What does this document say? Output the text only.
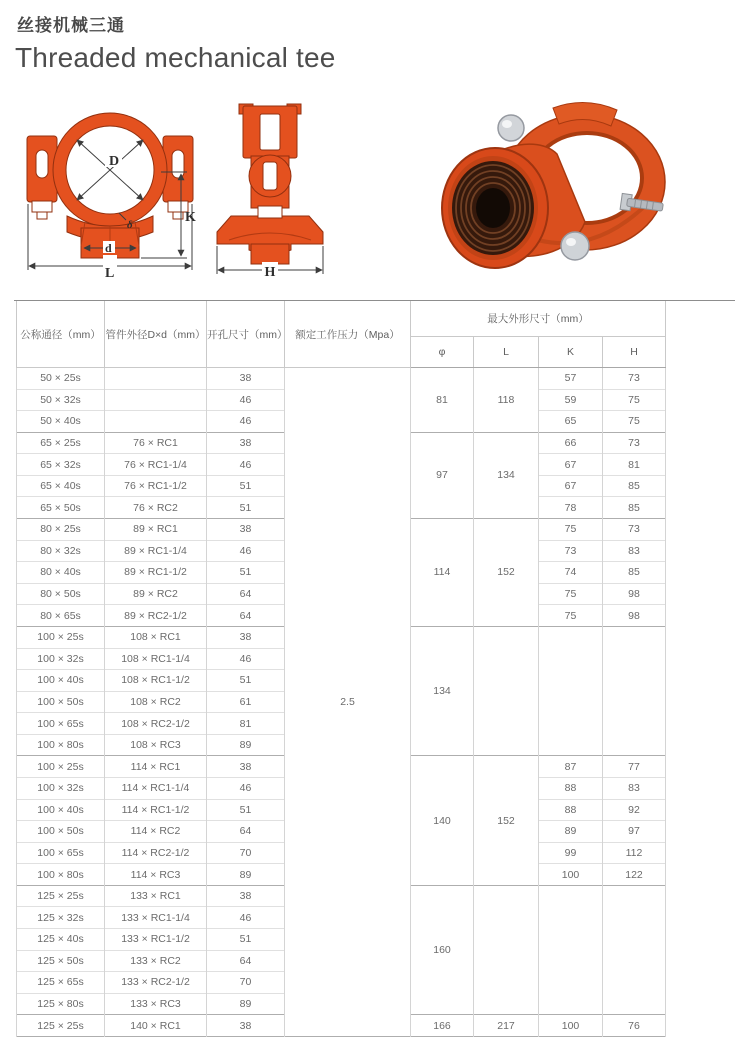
丝接机械三通
Threaded mechanical tee
D
K
L
d
δ
H
公称通径（mm）	管件外径D×d（mm）	开孔尺寸（mm）	额定工作压力（Mpa）	最大外形尺寸（mm）			
				φ	L	K	H
50 × 25s		38	2.5	81	118	57	73
50 × 32s		46				59	75
50 × 40s		46				65	75
65 × 25s	76 × RC1	38		97	134	66	73
65 × 32s	76 × RC1-1/4	46				67	81
65 × 40s	76 × RC1-1/2	51				67	85
65 × 50s	76 × RC2	51				78	85
80 × 25s	89 × RC1	38		114	152	75	73
80 × 32s	89 × RC1-1/4	46				73	83
80 × 40s	89 × RC1-1/2	51				74	85
80 × 50s	89 × RC2	64				75	98
80 × 65s	89 × RC2-1/2	64				75	98
100 × 25s	108 × RC1	38		134			
100 × 32s	108 × RC1-1/4	46					
100 × 40s	108 × RC1-1/2	51					
100 × 50s	108 × RC2	61					
100 × 65s	108 × RC2-1/2	81					
100 × 80s	108 × RC3	89					
100 × 25s	114 × RC1	38		140	152	87	77
100 × 32s	114 × RC1-1/4	46				88	83
100 × 40s	114 × RC1-1/2	51				88	92
100 × 50s	114 × RC2	64				89	97
100 × 65s	114 × RC2-1/2	70				99	112
100 × 80s	114 × RC3	89				100	122
125 × 25s	133 × RC1	38		160			
125 × 32s	133 × RC1-1/4	46					
125 × 40s	133 × RC1-1/2	51					
125 × 50s	133 × RC2	64					
125 × 65s	133 × RC2-1/2	70					
125 × 80s	133 × RC3	89					
125 × 25s	140 × RC1	38		166	217	100	76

> _Objective_
Would you mind returning each entry above word for word, skipping the images?

> _Task output_
What does this document say? Output the text only.
丝接机械三通
Threaded mechanical tee
D
K
L
d
δ
H
公称通径（mm）	管件外径D×d（mm）	开孔尺寸（mm）	额定工作压力（Mpa）	最大外形尺寸（mm）			
				φ	L	K	H
50 × 25s		38	2.5	81	118	57	73
50 × 32s		46				59	75
50 × 40s		46				65	75
65 × 25s	76 × RC1	38		97	134	66	73
65 × 32s	76 × RC1-1/4	46				67	81
65 × 40s	76 × RC1-1/2	51				67	85
65 × 50s	76 × RC2	51				78	85
80 × 25s	89 × RC1	38		114	152	75	73
80 × 32s	89 × RC1-1/4	46				73	83
80 × 40s	89 × RC1-1/2	51				74	85
80 × 50s	89 × RC2	64				75	98
80 × 65s	89 × RC2-1/2	64				75	98
100 × 25s	108 × RC1	38		134			
100 × 32s	108 × RC1-1/4	46					
100 × 40s	108 × RC1-1/2	51					
100 × 50s	108 × RC2	61					
100 × 65s	108 × RC2-1/2	81					
100 × 80s	108 × RC3	89					
100 × 25s	114 × RC1	38		140	152	87	77
100 × 32s	114 × RC1-1/4	46				88	83
100 × 40s	114 × RC1-1/2	51				88	92
100 × 50s	114 × RC2	64				89	97
100 × 65s	114 × RC2-1/2	70				99	112
100 × 80s	114 × RC3	89				100	122
125 × 25s	133 × RC1	38		160			
125 × 32s	133 × RC1-1/4	46					
125 × 40s	133 × RC1-1/2	51					
125 × 50s	133 × RC2	64					
125 × 65s	133 × RC2-1/2	70					
125 × 80s	133 × RC3	89					
125 × 25s	140 × RC1	38		166	217	100	76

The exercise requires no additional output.